**SET TASK**
Pictures aside, write out every record exactly as it appears.

------------------------

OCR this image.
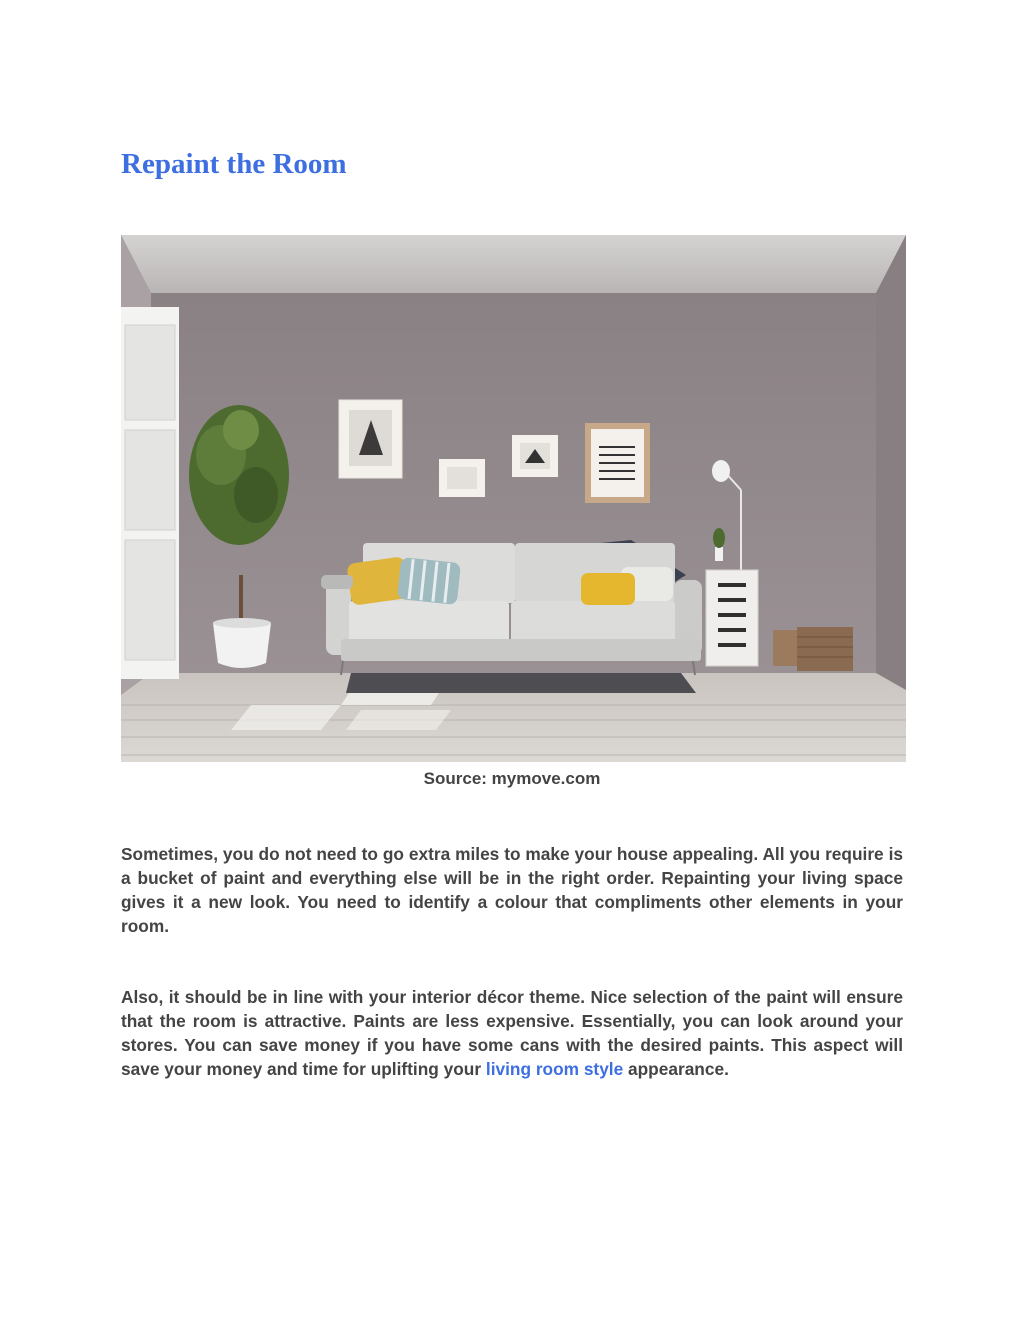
Repaint the Room
Source: mymove.com

Sometimes, you do not need to go extra miles to make your house appealing. All you require is a bucket of paint and everything else will be in the right order. Repainting your living space gives it a new look. You need to identify a colour that compliments other elements in your room.

Also, it should be in line with your interior décor theme. Nice selection of the paint will ensure that the room is attractive. Paints are less expensive. Essentially, you can look around your stores. You can save money if you have some cans with the desired paints. This aspect will save your money and time for uplifting your living room style appearance.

------------------------

**THE OUTPUT**
OCR this image.
Repaint the Room
Source: mymove.com

Sometimes, you do not need to go extra miles to make your house appealing. All you require is a bucket of paint and everything else will be in the right order. Repainting your living space gives it a new look. You need to identify a colour that compliments other elements in your room.

Also, it should be in line with your interior décor theme. Nice selection of the paint will ensure that the room is attractive. Paints are less expensive. Essentially, you can look around your stores. You can save money if you have some cans with the desired paints. This aspect will save your money and time for uplifting your living room style appearance.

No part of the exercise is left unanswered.